▶ PROBLEM REQUIREMENTS:
All entries below are to be set down again, identical to the source.
-.-.-
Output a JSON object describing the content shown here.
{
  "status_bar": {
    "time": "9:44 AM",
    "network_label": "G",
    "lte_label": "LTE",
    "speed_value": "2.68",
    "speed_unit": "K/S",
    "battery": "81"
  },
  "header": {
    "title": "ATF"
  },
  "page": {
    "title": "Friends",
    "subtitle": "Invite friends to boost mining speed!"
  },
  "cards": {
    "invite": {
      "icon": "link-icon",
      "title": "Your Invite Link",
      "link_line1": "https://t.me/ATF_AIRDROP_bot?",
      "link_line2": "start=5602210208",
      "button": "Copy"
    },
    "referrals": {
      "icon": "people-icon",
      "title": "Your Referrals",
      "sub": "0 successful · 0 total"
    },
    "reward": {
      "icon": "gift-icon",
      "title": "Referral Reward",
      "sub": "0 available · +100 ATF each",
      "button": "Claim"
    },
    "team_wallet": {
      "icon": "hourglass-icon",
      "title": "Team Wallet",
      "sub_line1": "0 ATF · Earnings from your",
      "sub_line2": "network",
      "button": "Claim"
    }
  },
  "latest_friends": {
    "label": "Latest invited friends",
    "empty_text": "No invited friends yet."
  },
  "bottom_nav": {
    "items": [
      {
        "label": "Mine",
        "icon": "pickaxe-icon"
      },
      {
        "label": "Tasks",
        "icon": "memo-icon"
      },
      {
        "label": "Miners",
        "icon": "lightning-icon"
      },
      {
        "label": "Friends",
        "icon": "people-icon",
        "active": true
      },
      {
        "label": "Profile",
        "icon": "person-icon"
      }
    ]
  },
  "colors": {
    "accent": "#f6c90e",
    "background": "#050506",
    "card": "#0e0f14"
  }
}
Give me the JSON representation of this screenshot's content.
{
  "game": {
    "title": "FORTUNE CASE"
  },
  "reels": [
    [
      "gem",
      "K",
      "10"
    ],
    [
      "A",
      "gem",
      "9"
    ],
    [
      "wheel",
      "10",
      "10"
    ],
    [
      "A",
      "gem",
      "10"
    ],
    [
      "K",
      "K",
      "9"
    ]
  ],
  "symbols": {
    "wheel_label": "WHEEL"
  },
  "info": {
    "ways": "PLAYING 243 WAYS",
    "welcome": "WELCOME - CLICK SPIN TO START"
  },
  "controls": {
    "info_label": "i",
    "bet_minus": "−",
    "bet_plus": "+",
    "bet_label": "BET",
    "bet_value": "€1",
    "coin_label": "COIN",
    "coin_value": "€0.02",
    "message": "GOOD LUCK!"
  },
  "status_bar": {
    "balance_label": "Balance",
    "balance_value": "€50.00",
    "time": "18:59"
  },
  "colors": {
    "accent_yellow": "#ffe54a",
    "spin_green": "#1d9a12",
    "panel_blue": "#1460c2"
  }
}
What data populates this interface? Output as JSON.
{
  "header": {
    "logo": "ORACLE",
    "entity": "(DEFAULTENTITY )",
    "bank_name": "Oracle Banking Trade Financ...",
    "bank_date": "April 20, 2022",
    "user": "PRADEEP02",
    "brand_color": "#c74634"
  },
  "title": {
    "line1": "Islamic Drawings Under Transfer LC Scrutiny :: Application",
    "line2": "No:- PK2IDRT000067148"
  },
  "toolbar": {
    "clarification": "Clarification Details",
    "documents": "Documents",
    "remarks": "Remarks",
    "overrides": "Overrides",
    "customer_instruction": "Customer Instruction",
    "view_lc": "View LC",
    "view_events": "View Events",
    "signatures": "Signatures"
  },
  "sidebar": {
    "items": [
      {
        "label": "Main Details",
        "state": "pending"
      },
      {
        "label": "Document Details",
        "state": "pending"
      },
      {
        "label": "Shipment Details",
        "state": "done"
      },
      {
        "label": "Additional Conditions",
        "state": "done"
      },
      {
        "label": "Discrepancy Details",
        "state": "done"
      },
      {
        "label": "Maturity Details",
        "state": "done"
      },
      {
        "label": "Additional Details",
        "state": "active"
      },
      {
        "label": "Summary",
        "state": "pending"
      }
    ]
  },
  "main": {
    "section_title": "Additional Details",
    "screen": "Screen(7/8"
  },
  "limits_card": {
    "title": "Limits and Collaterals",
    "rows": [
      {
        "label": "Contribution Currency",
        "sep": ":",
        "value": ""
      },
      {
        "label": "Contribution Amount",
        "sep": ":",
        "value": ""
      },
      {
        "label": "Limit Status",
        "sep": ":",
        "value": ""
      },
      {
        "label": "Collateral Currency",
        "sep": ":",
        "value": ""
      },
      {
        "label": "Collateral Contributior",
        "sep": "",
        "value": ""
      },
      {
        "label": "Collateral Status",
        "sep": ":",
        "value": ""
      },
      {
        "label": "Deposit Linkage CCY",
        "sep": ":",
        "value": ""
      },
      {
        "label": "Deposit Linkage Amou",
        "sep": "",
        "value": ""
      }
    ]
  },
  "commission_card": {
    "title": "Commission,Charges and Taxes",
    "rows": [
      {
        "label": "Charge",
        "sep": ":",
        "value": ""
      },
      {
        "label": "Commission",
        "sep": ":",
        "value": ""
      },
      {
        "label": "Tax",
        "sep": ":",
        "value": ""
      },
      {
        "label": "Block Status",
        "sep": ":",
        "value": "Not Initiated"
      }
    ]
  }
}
-.-.-
▶ SOLUTION:
Output a JSON object describing the content shown here.
{
  "status_bar": {
    "time": "9:44 AM",
    "network_label": "G",
    "lte_label": "LTE",
    "speed_value": "2.68",
    "speed_unit": "K/S",
    "battery": "81"
  },
  "header": {
    "title": "ATF"
  },
  "page": {
    "title": "Friends",
    "subtitle": "Invite friends to boost mining speed!"
  },
  "cards": {
    "invite": {
      "icon": "link-icon",
      "title": "Your Invite Link",
      "link_line1": "https://t.me/ATF_AIRDROP_bot?",
      "link_line2": "start=5602210208",
      "button": "Copy"
    },
    "referrals": {
      "icon": "people-icon",
      "title": "Your Referrals",
      "sub": "0 successful · 0 total"
    },
    "reward": {
      "icon": "gift-icon",
      "title": "Referral Reward",
      "sub": "0 available · +100 ATF each",
      "button": "Claim"
    },
    "team_wallet": {
      "icon": "hourglass-icon",
      "title": "Team Wallet",
      "sub_line1": "0 ATF · Earnings from your",
      "sub_line2": "network",
      "button": "Claim"
    }
  },
  "latest_friends": {
    "label": "Latest invited friends",
    "empty_text": "No invited friends yet."
  },
  "bottom_nav": {
    "items": [
      {
        "label": "Mine",
        "icon": "pickaxe-icon"
      },
      {
        "label": "Tasks",
        "icon": "memo-icon"
      },
      {
        "label": "Miners",
        "icon": "lightning-icon"
      },
      {
        "label": "Friends",
        "icon": "people-icon",
        "active": true
      },
      {
        "label": "Profile",
        "icon": "person-icon"
      }
    ]
  },
  "colors": {
    "accent": "#f6c90e",
    "background": "#050506",
    "card": "#0e0f14"
  }
}
Give me the JSON representation of this screenshot's content.
{
  "game": {
    "title": "FORTUNE CASE"
  },
  "reels": [
    [
      "gem",
      "K",
      "10"
    ],
    [
      "A",
      "gem",
      "9"
    ],
    [
      "wheel",
      "10",
      "10"
    ],
    [
      "A",
      "gem",
      "10"
    ],
    [
      "K",
      "K",
      "9"
    ]
  ],
  "symbols": {
    "wheel_label": "WHEEL"
  },
  "info": {
    "ways": "PLAYING 243 WAYS",
    "welcome": "WELCOME - CLICK SPIN TO START"
  },
  "controls": {
    "info_label": "i",
    "bet_minus": "−",
    "bet_plus": "+",
    "bet_label": "BET",
    "bet_value": "€1",
    "coin_label": "COIN",
    "coin_value": "€0.02",
    "message": "GOOD LUCK!"
  },
  "status_bar": {
    "balance_label": "Balance",
    "balance_value": "€50.00",
    "time": "18:59"
  },
  "colors": {
    "accent_yellow": "#ffe54a",
    "spin_green": "#1d9a12",
    "panel_blue": "#1460c2"
  }
}
What data populates this interface? Output as JSON.
{
  "header": {
    "logo": "ORACLE",
    "entity": "(DEFAULTENTITY )",
    "bank_name": "Oracle Banking Trade Financ...",
    "bank_date": "April 20, 2022",
    "user": "PRADEEP02",
    "brand_color": "#c74634"
  },
  "title": {
    "line1": "Islamic Drawings Under Transfer LC Scrutiny :: Application",
    "line2": "No:- PK2IDRT000067148"
  },
  "toolbar": {
    "clarification": "Clarification Details",
    "documents": "Documents",
    "remarks": "Remarks",
    "overrides": "Overrides",
    "customer_instruction": "Customer Instruction",
    "view_lc": "View LC",
    "view_events": "View Events",
    "signatures": "Signatures"
  },
  "sidebar": {
    "items": [
      {
        "label": "Main Details",
        "state": "pending"
      },
      {
        "label": "Document Details",
        "state": "pending"
      },
      {
        "label": "Shipment Details",
        "state": "done"
      },
      {
        "label": "Additional Conditions",
        "state": "done"
      },
      {
        "label": "Discrepancy Details",
        "state": "done"
      },
      {
        "label": "Maturity Details",
        "state": "done"
      },
      {
        "label": "Additional Details",
        "state": "active"
      },
      {
        "label": "Summary",
        "state": "pending"
      }
    ]
  },
  "main": {
    "section_title": "Additional Details",
    "screen": "Screen(7/8"
  },
  "limits_card": {
    "title": "Limits and Collaterals",
    "rows": [
      {
        "label": "Contribution Currency",
        "sep": ":",
        "value": ""
      },
      {
        "label": "Contribution Amount",
        "sep": ":",
        "value": ""
      },
      {
        "label": "Limit Status",
        "sep": ":",
        "value": ""
      },
      {
        "label": "Collateral Currency",
        "sep": ":",
        "value": ""
      },
      {
        "label": "Collateral Contributior",
        "sep": "",
        "value": ""
      },
      {
        "label": "Collateral Status",
        "sep": ":",
        "value": ""
      },
      {
        "label": "Deposit Linkage CCY",
        "sep": ":",
        "value": ""
      },
      {
        "label": "Deposit Linkage Amou",
        "sep": "",
        "value": ""
      }
    ]
  },
  "commission_card": {
    "title": "Commission,Charges and Taxes",
    "rows": [
      {
        "label": "Charge",
        "sep": ":",
        "value": ""
      },
      {
        "label": "Commission",
        "sep": ":",
        "value": ""
      },
      {
        "label": "Tax",
        "sep": ":",
        "value": ""
      },
      {
        "label": "Block Status",
        "sep": ":",
        "value": "Not Initiated"
      }
    ]
  }
}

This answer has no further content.